_What to do_
Read through the records below and copy each line that uses the word "will".
- - - -
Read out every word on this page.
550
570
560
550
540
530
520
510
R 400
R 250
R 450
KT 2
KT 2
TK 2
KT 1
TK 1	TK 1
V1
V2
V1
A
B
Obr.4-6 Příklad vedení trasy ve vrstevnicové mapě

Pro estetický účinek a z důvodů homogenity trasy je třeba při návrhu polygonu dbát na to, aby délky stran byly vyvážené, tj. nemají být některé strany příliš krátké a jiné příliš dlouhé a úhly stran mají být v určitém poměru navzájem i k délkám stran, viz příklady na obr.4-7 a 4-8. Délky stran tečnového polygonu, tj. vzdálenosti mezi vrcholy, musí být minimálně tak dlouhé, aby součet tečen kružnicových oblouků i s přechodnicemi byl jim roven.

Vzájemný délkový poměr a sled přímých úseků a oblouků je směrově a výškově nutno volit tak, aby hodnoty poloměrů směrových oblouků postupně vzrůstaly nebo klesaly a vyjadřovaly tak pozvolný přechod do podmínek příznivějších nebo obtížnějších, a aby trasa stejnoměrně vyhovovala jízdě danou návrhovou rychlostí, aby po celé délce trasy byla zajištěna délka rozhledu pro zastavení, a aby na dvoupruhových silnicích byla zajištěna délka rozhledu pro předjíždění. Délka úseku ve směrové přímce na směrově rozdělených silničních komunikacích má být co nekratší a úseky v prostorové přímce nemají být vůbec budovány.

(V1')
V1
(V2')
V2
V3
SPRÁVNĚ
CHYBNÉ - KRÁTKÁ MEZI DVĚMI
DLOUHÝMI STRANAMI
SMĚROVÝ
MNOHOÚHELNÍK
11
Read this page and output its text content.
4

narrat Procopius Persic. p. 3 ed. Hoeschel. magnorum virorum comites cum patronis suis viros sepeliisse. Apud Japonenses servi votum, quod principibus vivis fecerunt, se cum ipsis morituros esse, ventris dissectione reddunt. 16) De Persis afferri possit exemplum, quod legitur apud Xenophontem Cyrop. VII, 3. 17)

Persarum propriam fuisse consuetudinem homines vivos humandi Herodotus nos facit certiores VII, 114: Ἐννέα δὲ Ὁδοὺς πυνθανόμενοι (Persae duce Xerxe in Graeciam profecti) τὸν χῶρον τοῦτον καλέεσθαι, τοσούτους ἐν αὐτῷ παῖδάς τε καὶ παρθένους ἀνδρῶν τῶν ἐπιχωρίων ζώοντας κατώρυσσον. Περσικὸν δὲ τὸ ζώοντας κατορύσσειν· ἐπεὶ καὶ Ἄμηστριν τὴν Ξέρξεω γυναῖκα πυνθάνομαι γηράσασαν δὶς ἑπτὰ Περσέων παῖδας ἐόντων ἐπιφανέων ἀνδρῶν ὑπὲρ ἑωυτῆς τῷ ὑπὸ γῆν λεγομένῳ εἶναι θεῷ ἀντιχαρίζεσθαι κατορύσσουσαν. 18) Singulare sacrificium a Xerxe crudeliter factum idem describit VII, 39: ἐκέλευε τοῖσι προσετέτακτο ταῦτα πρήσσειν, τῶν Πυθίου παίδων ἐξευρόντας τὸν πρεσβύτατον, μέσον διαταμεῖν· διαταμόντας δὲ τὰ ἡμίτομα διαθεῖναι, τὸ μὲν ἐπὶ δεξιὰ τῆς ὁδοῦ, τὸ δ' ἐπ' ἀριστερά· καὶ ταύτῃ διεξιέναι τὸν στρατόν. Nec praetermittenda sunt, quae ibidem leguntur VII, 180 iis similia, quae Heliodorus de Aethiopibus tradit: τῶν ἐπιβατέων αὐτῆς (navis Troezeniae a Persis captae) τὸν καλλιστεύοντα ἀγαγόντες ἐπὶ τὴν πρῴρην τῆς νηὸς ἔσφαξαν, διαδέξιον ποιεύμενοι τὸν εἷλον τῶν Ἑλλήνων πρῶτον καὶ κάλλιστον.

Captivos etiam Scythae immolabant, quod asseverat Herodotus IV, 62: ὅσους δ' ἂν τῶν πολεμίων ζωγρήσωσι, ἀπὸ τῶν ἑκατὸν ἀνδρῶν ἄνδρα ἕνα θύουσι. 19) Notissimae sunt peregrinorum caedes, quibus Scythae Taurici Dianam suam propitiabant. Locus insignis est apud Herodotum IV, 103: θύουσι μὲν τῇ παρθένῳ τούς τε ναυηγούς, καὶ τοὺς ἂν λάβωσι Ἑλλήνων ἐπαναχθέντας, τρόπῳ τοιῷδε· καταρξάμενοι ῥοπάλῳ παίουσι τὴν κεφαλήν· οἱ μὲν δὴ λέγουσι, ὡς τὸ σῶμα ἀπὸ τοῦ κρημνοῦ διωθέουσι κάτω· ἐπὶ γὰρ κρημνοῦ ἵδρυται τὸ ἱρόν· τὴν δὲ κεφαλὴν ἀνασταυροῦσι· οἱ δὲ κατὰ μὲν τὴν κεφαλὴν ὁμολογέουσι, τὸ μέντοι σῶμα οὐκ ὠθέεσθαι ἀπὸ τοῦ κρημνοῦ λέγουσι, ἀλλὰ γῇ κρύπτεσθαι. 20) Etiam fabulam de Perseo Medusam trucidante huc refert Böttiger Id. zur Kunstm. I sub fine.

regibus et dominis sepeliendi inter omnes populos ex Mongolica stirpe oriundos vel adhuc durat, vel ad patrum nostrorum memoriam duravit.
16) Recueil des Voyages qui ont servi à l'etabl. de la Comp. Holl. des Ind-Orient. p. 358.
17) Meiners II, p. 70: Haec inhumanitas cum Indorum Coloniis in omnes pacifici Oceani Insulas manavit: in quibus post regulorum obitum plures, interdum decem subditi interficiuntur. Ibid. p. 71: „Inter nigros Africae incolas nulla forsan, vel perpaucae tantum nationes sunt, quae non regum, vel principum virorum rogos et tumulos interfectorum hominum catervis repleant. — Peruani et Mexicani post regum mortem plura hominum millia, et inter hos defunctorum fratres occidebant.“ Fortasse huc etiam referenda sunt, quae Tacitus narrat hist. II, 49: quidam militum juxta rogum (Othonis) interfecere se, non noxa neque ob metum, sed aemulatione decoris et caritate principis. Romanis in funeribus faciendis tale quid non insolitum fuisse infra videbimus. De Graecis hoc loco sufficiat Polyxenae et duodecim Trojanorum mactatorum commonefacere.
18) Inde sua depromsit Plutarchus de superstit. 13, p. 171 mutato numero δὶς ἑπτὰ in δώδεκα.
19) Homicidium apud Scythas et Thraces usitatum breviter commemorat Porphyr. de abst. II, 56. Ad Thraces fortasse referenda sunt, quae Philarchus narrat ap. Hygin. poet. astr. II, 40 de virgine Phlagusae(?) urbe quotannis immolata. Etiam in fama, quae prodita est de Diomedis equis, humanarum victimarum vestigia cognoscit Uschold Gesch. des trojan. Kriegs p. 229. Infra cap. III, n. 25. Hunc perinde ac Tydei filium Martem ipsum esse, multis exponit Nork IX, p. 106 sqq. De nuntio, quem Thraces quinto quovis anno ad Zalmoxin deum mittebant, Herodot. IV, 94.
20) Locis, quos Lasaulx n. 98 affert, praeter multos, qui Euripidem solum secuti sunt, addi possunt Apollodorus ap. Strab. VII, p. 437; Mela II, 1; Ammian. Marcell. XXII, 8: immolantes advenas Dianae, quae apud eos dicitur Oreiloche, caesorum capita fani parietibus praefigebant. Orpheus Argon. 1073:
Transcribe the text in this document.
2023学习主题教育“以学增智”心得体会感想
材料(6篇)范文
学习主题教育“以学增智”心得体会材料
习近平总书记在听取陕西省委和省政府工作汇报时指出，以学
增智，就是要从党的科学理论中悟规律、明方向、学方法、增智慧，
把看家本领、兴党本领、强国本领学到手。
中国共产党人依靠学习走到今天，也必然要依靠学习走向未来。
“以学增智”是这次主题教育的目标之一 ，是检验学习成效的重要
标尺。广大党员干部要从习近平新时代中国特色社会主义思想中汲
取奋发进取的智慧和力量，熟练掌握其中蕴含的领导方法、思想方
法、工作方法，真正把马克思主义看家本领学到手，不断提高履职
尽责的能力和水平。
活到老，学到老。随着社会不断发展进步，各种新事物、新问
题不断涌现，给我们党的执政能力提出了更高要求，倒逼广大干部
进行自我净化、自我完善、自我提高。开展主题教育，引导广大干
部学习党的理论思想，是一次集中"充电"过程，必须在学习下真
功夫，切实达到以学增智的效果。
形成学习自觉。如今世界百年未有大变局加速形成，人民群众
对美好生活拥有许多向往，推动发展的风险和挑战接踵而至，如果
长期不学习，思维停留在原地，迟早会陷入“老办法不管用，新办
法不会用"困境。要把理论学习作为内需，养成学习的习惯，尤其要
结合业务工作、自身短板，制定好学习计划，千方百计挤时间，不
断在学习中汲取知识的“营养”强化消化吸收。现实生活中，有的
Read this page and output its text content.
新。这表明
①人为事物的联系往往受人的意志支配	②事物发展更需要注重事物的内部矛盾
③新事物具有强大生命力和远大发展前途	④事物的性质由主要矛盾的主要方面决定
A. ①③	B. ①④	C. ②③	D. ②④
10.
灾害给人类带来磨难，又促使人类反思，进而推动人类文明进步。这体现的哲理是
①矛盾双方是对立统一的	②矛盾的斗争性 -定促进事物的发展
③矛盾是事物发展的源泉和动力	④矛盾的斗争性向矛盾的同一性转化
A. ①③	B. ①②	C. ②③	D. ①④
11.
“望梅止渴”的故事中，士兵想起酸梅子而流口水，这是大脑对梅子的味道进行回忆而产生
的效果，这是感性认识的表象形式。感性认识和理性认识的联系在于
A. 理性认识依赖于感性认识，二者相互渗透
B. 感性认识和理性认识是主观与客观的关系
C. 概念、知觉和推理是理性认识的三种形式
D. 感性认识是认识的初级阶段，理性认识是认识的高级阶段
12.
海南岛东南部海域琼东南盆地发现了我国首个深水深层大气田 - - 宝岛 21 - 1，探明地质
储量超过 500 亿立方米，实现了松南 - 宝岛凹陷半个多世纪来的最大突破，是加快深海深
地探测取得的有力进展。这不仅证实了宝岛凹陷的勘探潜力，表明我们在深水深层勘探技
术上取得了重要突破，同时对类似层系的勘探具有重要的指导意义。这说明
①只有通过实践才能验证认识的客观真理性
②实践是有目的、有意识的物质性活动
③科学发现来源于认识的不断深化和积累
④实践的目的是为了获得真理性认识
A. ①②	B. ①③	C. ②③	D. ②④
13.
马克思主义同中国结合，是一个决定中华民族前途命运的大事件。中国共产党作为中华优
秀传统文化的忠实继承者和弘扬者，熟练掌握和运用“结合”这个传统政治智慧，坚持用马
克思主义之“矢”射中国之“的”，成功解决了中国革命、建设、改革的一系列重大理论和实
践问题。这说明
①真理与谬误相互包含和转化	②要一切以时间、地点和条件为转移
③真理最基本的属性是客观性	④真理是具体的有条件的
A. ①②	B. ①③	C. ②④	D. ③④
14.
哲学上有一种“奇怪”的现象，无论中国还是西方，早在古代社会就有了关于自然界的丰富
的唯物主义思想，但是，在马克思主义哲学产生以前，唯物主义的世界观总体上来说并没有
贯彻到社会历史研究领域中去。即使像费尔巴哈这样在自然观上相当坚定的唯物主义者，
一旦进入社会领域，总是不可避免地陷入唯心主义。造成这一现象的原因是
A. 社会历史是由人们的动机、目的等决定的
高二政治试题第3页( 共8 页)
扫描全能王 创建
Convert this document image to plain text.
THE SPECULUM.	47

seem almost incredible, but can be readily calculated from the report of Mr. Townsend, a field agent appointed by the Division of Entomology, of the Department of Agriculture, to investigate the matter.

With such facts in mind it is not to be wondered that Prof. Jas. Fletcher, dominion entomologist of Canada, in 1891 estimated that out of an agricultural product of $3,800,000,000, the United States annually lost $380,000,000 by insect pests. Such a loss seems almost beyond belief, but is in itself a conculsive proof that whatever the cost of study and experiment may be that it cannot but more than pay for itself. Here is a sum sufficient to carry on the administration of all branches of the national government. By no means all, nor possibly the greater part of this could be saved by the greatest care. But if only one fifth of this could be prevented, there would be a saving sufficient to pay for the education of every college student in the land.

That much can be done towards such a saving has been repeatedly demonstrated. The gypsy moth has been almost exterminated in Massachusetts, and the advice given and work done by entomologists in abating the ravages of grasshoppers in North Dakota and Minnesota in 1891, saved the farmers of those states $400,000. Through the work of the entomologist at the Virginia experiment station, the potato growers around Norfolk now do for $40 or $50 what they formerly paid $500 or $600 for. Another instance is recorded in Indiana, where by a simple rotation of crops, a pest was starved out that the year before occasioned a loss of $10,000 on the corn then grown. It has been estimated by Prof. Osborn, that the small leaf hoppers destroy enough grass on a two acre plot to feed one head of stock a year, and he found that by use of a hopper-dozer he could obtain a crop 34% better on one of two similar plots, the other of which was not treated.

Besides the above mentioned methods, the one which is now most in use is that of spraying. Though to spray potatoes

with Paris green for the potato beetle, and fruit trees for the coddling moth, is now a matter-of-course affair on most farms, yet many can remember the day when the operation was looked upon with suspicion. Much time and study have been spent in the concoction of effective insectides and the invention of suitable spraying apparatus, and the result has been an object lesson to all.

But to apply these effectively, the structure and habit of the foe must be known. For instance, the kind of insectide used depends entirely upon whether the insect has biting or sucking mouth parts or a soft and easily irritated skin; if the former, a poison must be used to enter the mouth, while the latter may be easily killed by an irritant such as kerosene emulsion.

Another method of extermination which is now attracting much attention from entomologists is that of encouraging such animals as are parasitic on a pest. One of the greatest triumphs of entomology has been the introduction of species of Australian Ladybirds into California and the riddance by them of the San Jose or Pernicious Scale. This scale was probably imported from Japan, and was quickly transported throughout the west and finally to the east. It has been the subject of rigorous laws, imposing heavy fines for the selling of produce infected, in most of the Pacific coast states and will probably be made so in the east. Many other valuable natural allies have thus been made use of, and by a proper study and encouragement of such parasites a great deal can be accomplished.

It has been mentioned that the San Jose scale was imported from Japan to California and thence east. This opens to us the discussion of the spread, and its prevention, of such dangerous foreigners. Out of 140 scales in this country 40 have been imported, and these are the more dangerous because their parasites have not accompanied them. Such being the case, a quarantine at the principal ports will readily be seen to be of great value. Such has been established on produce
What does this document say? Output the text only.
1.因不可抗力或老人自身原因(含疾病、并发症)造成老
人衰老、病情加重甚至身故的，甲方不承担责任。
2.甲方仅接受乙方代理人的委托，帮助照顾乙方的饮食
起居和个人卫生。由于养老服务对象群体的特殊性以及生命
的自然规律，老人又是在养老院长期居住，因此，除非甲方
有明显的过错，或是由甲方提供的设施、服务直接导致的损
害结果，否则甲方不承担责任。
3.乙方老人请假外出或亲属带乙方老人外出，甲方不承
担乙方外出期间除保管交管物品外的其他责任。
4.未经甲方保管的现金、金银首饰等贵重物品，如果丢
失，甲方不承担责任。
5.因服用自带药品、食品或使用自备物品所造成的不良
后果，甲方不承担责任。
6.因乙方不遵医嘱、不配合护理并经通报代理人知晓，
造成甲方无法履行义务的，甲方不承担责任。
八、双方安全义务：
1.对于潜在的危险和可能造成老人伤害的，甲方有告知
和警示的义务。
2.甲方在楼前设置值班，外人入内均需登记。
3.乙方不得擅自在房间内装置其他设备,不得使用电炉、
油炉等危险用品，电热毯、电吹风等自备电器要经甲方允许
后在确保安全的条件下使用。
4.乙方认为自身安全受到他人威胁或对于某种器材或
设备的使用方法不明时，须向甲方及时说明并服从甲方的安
- - - -
_Result of the task_
Another method of extermination which is now attracting much attention from entomologists is that of encouraging such animals as are parasitic on a pest. One of the greatest triumphs of entomology has been the introduction of species of Australian Ladybirds into California and the riddance by them of the San Jose or Pernicious Scale. This scale was probably imported from Japan, and was quickly transported throughout the west and finally to the east. It has been the subject of rigorous laws, imposing heavy fines for the selling of produce infected, in most of the Pacific coast states and will probably be made so in the east. Many other valuable natural allies have thus been made use of, and by a proper study and encouragement of such parasites a great deal can be accomplished.
It has been mentioned that the San Jose scale was imported from Japan to California and thence east. This opens to us the discussion of the spread, and its prevention, of such dangerous foreigners. Out of 140 scales in this country 40 have been imported, and these are the more dangerous because their parasites have not accompanied them. Such being the case, a quarantine at the principal ports will readily be seen to be of great value. Such has been established on produce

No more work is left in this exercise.